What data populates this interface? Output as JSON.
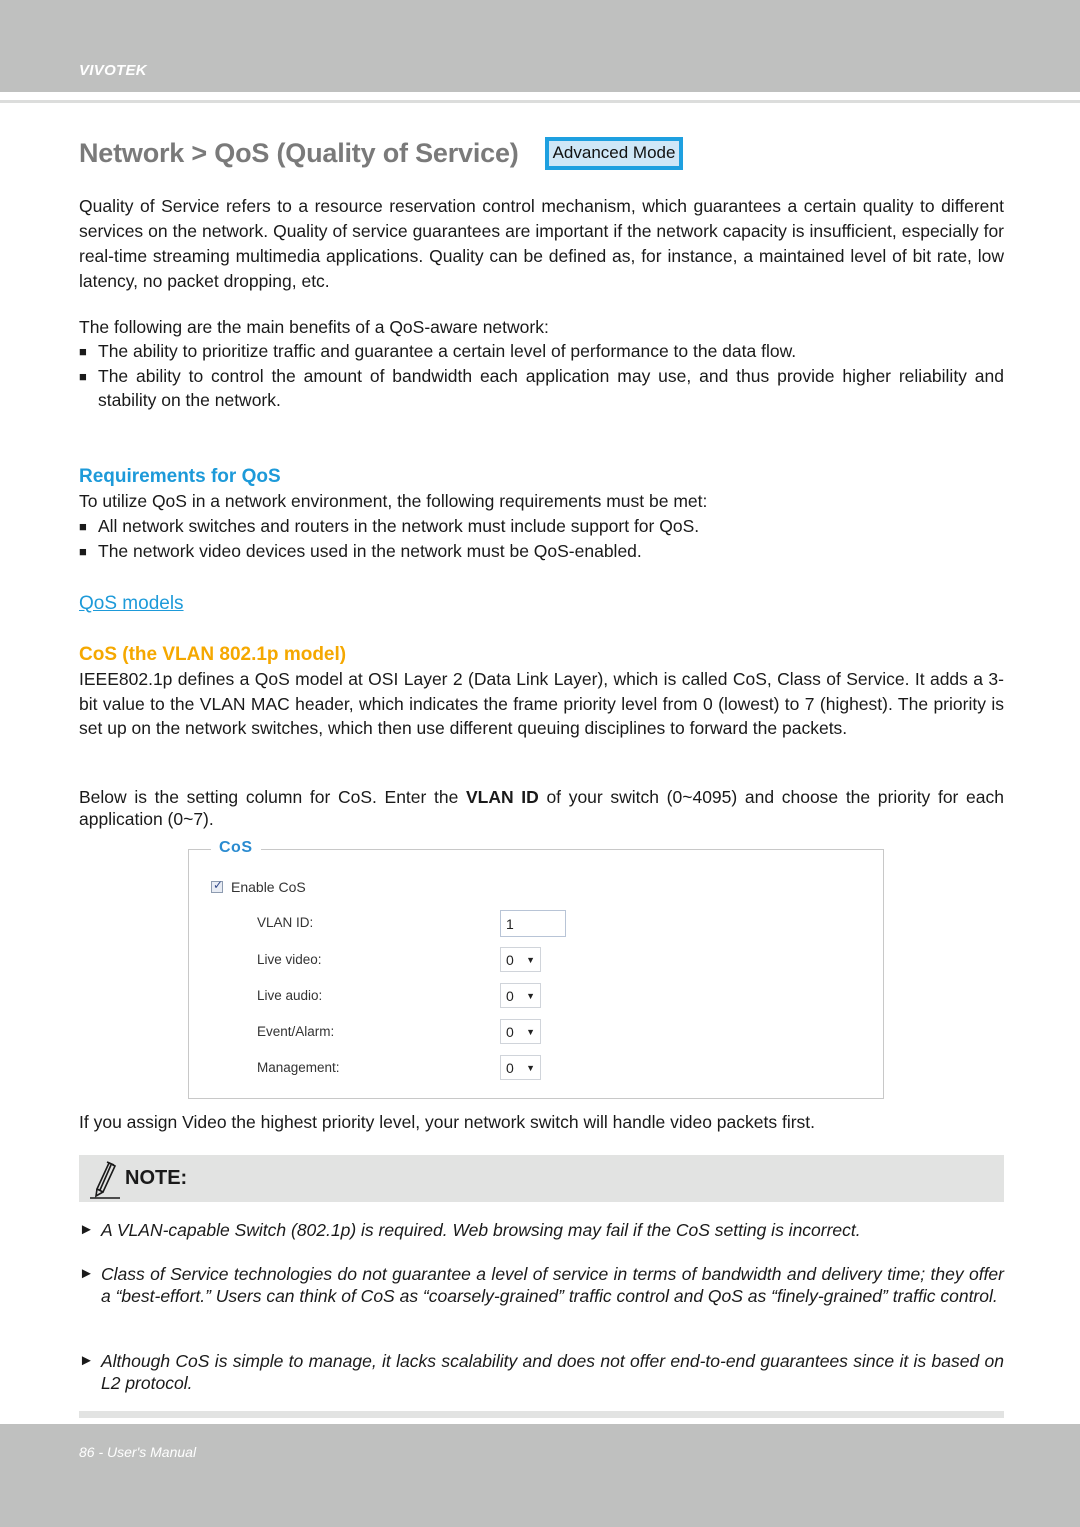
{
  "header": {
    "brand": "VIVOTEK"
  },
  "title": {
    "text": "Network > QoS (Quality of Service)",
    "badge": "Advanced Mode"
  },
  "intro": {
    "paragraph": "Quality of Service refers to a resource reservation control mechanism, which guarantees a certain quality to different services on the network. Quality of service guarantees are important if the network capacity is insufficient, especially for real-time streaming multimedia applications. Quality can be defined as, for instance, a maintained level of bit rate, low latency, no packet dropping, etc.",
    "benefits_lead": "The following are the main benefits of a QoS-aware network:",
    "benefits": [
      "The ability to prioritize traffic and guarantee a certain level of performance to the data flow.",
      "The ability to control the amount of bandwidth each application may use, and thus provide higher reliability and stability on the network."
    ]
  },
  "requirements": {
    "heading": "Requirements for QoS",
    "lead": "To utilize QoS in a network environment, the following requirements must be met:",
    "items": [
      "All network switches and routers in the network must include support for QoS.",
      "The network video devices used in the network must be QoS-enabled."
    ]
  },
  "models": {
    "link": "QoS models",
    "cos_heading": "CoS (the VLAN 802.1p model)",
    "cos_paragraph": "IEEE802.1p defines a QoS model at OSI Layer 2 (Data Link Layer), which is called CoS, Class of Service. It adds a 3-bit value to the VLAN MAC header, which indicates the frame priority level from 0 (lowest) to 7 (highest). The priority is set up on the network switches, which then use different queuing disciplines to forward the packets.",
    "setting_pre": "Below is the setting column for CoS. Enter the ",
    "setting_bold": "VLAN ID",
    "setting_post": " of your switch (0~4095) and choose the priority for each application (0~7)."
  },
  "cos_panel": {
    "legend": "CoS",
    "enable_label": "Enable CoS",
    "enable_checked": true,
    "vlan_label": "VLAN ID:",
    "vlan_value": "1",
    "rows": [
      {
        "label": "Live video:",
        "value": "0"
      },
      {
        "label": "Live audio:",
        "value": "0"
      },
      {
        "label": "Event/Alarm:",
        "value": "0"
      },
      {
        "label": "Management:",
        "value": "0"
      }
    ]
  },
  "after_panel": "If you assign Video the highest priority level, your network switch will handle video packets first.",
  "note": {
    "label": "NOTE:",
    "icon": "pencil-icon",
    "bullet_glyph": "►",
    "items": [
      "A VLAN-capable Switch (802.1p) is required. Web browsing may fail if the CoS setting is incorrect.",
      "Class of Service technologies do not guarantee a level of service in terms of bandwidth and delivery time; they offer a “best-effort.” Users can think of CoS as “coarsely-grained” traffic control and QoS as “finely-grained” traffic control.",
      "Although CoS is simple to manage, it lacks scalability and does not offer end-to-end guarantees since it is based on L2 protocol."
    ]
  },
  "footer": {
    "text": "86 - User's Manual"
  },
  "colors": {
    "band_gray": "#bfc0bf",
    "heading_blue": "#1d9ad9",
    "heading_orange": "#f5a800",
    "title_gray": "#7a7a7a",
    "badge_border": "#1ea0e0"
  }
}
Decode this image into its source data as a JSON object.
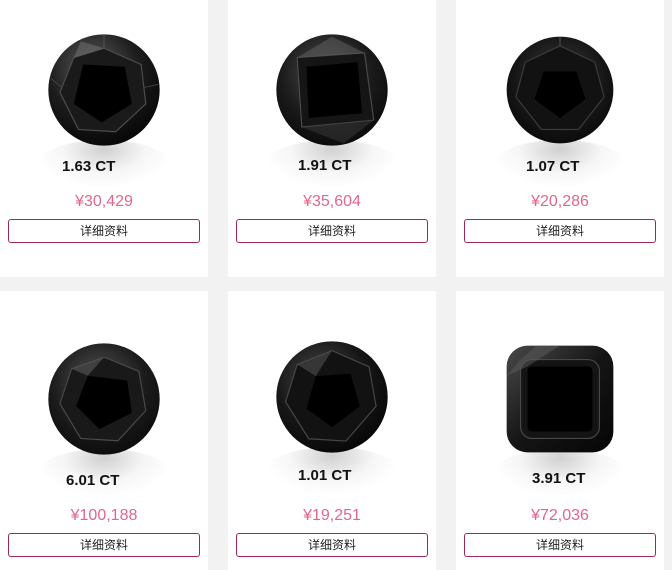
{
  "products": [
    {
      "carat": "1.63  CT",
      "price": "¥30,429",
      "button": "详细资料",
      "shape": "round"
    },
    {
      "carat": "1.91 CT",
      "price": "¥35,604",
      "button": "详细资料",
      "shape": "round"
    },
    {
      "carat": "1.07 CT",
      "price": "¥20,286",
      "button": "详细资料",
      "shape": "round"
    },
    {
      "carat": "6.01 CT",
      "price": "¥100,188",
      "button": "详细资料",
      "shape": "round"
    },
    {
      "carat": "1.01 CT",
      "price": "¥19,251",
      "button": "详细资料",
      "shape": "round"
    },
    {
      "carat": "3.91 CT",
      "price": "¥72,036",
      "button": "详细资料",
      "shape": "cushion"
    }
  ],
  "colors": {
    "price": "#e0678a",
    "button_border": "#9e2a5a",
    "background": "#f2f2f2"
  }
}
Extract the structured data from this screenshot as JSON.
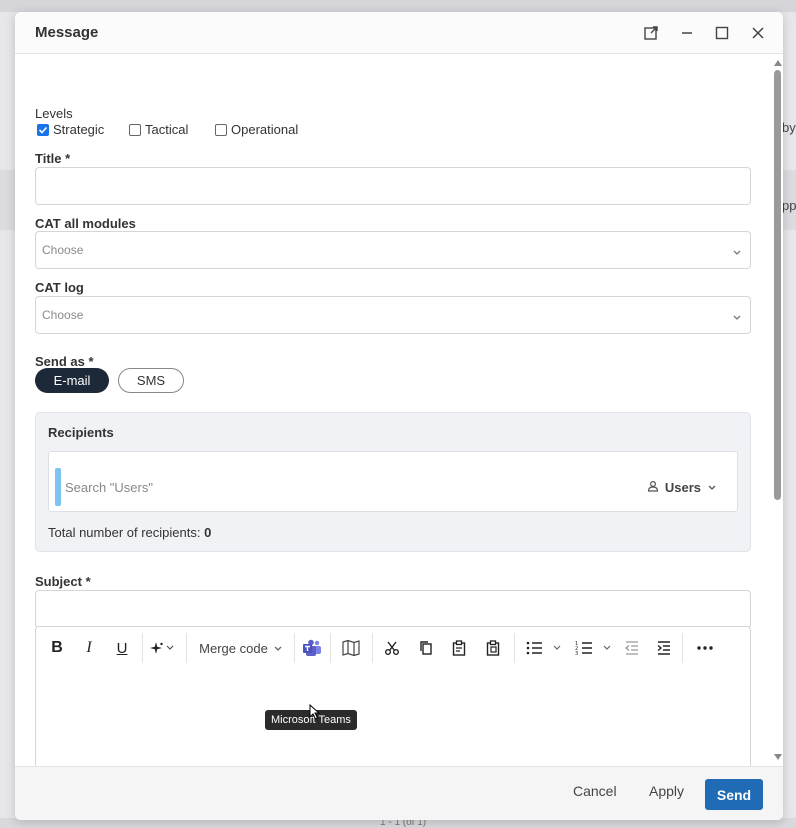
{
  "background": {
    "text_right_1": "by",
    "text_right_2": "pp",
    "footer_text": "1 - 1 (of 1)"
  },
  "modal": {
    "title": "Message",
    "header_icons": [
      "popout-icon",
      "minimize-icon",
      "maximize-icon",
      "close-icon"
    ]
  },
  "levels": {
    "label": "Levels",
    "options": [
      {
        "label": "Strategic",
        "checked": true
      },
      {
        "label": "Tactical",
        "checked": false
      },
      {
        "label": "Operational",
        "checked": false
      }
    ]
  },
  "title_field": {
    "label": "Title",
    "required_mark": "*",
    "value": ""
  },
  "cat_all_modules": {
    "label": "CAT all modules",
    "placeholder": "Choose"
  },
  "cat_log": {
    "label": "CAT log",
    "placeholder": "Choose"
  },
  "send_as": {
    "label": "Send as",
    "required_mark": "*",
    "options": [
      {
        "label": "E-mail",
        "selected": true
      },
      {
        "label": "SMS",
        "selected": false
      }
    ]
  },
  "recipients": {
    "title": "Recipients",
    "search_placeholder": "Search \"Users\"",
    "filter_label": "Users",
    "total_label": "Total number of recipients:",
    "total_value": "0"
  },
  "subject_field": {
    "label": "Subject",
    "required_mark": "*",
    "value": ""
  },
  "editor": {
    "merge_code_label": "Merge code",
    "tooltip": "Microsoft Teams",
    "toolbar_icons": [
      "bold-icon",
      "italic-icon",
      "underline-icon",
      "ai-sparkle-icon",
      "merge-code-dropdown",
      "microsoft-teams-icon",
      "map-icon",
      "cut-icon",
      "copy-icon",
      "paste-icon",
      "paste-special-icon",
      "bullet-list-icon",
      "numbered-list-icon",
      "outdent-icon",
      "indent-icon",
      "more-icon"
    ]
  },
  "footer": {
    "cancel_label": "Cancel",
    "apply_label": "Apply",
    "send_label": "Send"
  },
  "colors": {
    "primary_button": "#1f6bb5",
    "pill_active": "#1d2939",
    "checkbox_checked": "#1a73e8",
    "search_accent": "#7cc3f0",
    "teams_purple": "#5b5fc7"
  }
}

◆ ◆ ◆ ◆ ◆

Task to complete
From the data above, gather every line that includes the word "carat".

Completed task
      "carat": "1.63  CT",
      "carat": "1.91 CT",
      "carat": "1.07 CT",
      "carat": "6.01 CT",
      "carat": "1.01 CT",
      "carat": "3.91 CT",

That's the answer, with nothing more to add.